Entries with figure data
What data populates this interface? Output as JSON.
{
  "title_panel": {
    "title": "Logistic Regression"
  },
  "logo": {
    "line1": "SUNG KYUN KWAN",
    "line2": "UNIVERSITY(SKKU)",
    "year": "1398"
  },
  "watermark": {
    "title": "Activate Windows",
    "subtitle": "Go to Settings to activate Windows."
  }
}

• _Exercise goal_
Transcribe each record exactly. Leave nothing out.

• _Solution to this exercise_
What data populates this interface? Output as JSON.
{
  "title_panel": {
    "title": "Logistic Regression"
  },
  "logo": {
    "line1": "SUNG KYUN KWAN",
    "line2": "UNIVERSITY(SKKU)",
    "year": "1398"
  },
  "watermark": {
    "title": "Activate Windows",
    "subtitle": "Go to Settings to activate Windows."
  }
}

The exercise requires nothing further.